> _DOCUMENT TEXT_:
════════════════

When a business or government reassures you that the data they share is “anonymous”, that anything that could identify you has been removed, just laugh. Or cry. “Many current datasets can be re-identified with no more than basic programming and statistics skills,” Princeton University researchers warned in June.
Take, for example, New York’s supposedly anonymous database of all 174 million taxi rides taken in 2013, which was made public after a freedom-of-information request. Software engineer Vijay Pandurangan re-identified the drivers and their plate numbers using just a few hours of computer time — in part because the original de-identification was done poorly. Then Anthony Tockar of Neustar Research dug out photos of celebrities getting into taxis where the licence plate was visible, cross-referenced them with the taxi data, and revealed where those celebrities had gone next.
It’s not just celebrities whose privacy is at risk. Tockar could also figure out the home addresses of frequent visitors to Larry Flynt’s Hustler Club. From there, it would be easy enough to cross-reference those addresses with property records, voter registrations and other public information to get names.
“Holy shit, can you imagine someone just plotting all the trips from a single gay bar? Listing off all the connected residential addresses? And not only that, any subsequent trips home from those addresses the next morning? Taking the walk of shame to a whole new level!” wrote user ‘abalone’ at Hacker News.
“Likewise trips could be used to deduce affairs and other deceptions by fellow residents. ‘You said you were working late, but the only taxi trip to our building that night was from a bar.'”
Location data is particularly revealing. Our smartphones are effectively tracking devices. That’s why law enforcement and intelligence agencies are so keen to access this telecommunications metadata.
“As most people spend the majority of their time at either their home or workplace, an adversary who knows those two locations for a user is likely to be able to identify the trace for that user — and to confirm it based on the patterns of movement,” the Princeton researchers wrote.

════════════════

> _WORK TO DO_:
1. Condense the paragraph beginning "Take, for example, New York's supposedly anonymous database" from the article on re-identifying anonymous data into a short bulleted list that keeps its main facts.
2. Extend the article on re-identifying anonymous data by writing what comes after its final paragraph.

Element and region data
════════════════

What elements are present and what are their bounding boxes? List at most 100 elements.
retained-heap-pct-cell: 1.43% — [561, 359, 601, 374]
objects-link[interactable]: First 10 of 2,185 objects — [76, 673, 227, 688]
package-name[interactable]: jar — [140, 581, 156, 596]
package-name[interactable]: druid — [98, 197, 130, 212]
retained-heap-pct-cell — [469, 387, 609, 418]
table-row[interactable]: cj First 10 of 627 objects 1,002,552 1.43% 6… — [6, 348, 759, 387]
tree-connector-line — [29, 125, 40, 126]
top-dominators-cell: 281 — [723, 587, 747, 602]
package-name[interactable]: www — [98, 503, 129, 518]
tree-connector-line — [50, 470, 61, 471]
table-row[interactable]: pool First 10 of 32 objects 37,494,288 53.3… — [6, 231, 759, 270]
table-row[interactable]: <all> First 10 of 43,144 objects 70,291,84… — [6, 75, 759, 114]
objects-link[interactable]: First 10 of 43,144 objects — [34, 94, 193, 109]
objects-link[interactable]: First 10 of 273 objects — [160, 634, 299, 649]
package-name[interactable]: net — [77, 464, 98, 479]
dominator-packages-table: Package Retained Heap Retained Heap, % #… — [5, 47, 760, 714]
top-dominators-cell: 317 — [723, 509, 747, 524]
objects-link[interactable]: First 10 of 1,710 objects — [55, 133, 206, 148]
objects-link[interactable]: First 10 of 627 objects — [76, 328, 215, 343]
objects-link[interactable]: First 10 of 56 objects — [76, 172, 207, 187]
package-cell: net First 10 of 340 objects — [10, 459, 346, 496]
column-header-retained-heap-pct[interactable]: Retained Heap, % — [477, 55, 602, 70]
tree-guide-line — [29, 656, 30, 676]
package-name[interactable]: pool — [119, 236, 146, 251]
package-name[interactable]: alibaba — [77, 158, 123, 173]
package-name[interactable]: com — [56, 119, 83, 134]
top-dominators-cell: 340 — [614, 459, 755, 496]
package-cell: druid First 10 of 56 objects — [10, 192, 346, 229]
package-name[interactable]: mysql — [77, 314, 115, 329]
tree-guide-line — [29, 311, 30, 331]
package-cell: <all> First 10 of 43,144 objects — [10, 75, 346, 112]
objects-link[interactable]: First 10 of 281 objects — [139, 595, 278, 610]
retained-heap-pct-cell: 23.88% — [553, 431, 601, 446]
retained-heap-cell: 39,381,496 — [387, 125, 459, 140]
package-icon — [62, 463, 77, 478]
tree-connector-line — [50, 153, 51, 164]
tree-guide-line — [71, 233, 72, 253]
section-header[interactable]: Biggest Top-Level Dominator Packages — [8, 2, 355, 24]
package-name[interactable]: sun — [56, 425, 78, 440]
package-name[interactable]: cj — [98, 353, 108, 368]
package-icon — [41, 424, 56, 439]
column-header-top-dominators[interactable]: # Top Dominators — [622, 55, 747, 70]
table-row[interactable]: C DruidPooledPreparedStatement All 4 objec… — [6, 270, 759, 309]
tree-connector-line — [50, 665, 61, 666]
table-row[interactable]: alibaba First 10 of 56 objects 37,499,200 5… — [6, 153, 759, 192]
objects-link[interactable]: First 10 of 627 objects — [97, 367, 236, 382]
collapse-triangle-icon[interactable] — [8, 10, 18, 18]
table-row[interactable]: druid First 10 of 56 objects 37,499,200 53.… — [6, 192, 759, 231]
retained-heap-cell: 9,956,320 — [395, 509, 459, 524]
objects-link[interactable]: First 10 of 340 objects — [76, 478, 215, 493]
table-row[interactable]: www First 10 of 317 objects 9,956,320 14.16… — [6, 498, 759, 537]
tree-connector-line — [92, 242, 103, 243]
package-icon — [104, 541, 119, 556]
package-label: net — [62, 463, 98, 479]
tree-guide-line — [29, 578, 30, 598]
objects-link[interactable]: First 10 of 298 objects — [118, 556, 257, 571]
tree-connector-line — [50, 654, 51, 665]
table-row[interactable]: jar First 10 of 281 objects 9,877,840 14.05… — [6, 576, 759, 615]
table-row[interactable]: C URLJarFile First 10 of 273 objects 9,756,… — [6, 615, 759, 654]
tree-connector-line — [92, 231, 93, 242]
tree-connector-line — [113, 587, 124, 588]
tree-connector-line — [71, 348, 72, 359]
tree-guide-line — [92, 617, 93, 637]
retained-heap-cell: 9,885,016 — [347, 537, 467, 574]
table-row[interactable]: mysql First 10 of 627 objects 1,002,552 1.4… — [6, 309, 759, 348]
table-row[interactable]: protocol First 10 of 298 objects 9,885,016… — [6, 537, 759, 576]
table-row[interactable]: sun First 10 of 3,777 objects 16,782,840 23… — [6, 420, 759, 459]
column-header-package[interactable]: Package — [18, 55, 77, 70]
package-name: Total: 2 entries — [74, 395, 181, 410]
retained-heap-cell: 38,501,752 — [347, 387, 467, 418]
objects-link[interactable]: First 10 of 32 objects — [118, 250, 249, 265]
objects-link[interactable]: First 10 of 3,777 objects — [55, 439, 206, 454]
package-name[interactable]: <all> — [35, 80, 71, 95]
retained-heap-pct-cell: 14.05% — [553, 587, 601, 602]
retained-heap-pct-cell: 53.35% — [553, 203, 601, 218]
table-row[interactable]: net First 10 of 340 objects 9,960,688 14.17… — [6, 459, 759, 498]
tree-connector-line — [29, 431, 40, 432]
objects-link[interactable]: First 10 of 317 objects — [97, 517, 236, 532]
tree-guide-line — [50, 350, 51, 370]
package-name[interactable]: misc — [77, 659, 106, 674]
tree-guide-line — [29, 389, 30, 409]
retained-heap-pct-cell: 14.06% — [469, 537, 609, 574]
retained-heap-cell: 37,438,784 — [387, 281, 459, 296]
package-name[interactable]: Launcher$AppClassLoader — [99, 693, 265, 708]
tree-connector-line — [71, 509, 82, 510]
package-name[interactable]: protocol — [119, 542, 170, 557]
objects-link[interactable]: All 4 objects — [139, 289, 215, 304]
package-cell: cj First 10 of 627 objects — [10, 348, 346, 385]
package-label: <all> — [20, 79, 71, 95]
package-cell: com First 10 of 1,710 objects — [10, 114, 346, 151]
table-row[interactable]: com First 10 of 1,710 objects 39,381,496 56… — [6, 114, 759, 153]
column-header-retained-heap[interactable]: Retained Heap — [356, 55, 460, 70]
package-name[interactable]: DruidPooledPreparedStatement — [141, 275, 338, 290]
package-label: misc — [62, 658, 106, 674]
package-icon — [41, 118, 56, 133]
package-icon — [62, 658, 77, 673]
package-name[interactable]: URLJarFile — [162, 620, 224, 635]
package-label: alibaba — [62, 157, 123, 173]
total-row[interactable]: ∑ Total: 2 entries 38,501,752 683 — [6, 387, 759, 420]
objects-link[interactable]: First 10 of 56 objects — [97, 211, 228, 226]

════════════════

> _ANSWERS PER TASK_:
1.
- New York's supposedly anonymous database of all 174 million taxi rides in 2013 was made public after a freedom-of-information request.
- Software engineer Vijay Pandurangan re-identified the drivers and their plate numbers in a few hours of computer time, partly because the de-identification was done poorly.
- Anthony Tockar of Neustar Research matched the taxi data with photos of celebrities entering taxis with visible license plates, revealing where they went next.

2.
“It’s not just political rivals or disgruntled ex-partners who’d be interested. Insurance companies and credit providers are always on the lookout for indications of risk.”
It’s easy. According to research by Yves-Alexandre de Montjoye and others, more than 50% of mobile phone users can be identified from just two randomly chosen location data points. With four points, the figure rises to 95%. Most people reveal vastly more than that through social media — either by stating their location directly, or giving it away indirectly by posting photos of what they see.
It gets worse.
“Many de-identified datasets are vulnerable to re-identification by adversaries who have specific knowledge about their targets. A political rival, an ex-spouse, a neighbour, or an investigator could have or gather sufficient information to make re-identification possible,” the Princeton researchers wrote.
“As more datasets become publicly available or accessible by (or through) data brokers, the problems with targeted attacks can spread to become broad attacks. One could chain together multiple datasets to a non-anonymous dataset and re-identify individuals present in those combinations of datasets.”
Here’s the key policy problem.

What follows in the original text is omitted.